As for a relief cut at the end of an internal thread, I don't bother with one anymore. I had trouble one time cutting a relief cut for an internal thread in a blind hole. I finally gave up and just cut the thread. Because of the method I described in a prior post the threading tool bit always stops in the same place. You can let it stay there for as long as you like. The threading tool makes its own relief.

I think another problem is trying to do stuff as fast as we can. That is important in a production shop where time is money. On the other hand in a hobby shop time is meaningless. It doesn't matter how long it takes us to make something. In fact the longer it takes the more time we get to be in our shop using our machines. Case in point. I recently made two bearings out of delrin for a friend. The bearings were 2.375" OD by 1.886" ID by 1.3125" long. It took me around 10 hours to make these two simple bearings. They needed to be a tight fit on both the OD and the ID. So there were lots of test fits as I snuck up on the final fit. I didn't care how long it took. I was in my shop making something instead of toiling away on the never ending remodel of my house.
 
the reason why most who have stress cutting threads is that they are learning on a part they have spent a lot of time making and don't want to have to make the part again if they screw up the thread.

Extracted entries:
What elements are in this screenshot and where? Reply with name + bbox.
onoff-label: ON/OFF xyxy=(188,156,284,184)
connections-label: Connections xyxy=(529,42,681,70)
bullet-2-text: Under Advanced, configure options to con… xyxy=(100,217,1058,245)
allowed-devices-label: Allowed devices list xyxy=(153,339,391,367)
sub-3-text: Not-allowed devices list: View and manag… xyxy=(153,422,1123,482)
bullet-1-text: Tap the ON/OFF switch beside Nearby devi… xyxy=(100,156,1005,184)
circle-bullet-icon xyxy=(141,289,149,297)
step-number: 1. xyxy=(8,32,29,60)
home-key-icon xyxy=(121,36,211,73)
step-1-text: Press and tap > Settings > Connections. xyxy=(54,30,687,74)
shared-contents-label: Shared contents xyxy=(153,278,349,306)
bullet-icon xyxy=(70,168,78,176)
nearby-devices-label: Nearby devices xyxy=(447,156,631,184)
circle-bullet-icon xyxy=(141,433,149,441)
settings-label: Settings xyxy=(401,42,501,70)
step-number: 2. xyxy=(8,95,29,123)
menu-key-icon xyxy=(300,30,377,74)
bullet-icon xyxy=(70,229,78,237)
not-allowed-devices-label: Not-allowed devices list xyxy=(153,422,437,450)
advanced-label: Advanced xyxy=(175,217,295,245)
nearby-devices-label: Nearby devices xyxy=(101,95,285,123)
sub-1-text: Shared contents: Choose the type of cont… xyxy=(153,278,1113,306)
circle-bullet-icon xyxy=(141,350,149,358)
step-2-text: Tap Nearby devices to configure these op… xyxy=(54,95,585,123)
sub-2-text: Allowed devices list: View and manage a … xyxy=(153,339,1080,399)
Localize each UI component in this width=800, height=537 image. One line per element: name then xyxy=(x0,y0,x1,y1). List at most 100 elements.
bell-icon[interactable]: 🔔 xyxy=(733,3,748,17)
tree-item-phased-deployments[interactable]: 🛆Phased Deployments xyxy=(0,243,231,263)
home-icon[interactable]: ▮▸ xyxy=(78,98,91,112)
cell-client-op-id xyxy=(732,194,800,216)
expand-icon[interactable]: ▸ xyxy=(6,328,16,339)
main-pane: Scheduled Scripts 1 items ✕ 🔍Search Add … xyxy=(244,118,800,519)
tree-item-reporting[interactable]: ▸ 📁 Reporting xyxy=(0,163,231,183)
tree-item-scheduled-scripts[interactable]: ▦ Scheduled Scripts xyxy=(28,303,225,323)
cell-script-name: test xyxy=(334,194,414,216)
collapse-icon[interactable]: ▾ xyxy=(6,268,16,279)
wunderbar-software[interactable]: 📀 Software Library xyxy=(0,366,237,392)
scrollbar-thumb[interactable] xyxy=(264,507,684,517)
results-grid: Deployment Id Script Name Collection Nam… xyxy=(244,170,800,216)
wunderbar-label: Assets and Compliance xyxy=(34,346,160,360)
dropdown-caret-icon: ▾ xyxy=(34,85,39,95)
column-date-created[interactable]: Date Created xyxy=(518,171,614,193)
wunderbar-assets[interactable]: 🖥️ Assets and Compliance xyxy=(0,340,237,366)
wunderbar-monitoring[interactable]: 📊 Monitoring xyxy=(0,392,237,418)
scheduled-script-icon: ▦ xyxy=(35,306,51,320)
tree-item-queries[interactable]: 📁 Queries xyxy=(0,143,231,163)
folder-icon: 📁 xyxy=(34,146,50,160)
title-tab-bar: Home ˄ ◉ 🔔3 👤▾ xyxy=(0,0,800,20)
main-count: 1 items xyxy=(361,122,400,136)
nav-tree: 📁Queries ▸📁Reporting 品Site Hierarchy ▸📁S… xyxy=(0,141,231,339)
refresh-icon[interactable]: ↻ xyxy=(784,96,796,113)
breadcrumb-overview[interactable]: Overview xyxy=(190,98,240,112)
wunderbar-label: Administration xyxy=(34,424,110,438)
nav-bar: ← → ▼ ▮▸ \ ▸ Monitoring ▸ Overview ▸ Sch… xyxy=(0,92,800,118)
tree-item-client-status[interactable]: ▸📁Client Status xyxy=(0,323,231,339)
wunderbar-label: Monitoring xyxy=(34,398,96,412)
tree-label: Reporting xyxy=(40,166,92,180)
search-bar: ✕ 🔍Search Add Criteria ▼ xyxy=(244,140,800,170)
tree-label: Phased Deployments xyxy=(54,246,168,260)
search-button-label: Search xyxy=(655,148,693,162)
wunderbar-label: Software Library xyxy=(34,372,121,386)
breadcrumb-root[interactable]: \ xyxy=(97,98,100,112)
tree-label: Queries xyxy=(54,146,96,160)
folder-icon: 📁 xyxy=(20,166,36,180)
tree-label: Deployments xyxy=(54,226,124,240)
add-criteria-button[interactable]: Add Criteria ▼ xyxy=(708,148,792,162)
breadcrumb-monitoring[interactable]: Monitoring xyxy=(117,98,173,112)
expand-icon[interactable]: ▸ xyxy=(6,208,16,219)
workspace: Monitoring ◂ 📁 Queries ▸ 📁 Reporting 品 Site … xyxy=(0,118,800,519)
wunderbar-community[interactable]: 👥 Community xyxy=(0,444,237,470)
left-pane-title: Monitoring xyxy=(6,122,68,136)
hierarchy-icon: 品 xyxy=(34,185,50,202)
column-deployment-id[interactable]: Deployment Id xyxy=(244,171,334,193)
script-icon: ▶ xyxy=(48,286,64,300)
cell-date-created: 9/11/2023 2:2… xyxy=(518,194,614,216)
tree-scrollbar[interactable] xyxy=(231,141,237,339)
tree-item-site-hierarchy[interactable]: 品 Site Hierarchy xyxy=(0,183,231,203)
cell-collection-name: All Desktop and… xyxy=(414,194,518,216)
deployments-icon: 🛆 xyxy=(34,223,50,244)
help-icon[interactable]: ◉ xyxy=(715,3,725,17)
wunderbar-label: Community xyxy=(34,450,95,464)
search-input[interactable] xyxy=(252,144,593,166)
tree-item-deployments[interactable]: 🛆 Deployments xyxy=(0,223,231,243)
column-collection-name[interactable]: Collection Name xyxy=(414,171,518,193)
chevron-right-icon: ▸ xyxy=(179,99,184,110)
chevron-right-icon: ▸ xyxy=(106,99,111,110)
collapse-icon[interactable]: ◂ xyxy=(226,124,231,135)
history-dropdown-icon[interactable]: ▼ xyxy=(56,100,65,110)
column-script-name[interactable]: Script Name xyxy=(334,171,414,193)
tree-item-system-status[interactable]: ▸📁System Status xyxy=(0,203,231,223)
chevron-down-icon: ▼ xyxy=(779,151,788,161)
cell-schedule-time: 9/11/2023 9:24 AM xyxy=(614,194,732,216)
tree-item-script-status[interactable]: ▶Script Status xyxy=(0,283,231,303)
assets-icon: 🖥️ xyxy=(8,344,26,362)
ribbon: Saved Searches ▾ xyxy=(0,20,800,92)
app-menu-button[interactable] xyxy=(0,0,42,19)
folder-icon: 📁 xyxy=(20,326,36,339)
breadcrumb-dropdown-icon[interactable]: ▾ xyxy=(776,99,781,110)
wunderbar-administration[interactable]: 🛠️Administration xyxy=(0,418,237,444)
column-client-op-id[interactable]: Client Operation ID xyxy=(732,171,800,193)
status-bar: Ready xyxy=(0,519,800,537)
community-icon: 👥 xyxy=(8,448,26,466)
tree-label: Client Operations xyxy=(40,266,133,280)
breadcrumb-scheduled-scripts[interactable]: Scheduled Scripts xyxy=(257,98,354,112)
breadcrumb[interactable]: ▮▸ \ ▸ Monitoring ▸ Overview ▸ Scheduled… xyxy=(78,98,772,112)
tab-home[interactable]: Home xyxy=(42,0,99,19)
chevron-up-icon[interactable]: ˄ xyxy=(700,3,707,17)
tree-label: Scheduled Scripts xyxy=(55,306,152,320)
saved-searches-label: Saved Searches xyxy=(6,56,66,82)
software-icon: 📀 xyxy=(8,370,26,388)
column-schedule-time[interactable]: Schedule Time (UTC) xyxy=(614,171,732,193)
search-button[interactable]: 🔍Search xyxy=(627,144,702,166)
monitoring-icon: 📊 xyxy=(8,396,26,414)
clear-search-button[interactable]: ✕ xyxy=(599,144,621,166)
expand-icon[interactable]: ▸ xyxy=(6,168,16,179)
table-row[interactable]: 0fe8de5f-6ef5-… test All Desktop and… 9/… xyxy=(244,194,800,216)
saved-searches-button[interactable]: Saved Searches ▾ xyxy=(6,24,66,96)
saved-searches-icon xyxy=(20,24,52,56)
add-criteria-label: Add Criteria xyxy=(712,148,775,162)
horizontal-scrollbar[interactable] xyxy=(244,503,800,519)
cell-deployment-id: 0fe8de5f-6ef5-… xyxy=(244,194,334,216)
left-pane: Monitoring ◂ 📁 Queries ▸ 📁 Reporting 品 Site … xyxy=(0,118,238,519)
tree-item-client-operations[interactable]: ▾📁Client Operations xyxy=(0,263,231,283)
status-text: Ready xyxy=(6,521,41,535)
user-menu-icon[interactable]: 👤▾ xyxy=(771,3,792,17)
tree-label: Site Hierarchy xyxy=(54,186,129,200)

Exercise aim: In the threading post above, why does the writer no longer bother cutting a relief at the end of an internal thread? Answer in one to three sentences. Rely on the text alone and leave the listing out of it.

Solution to this exercise: With the method described in a prior post, the threading tool bit always stops in the same place and can stay there as long as needed. As a result, the threading tool makes its own relief.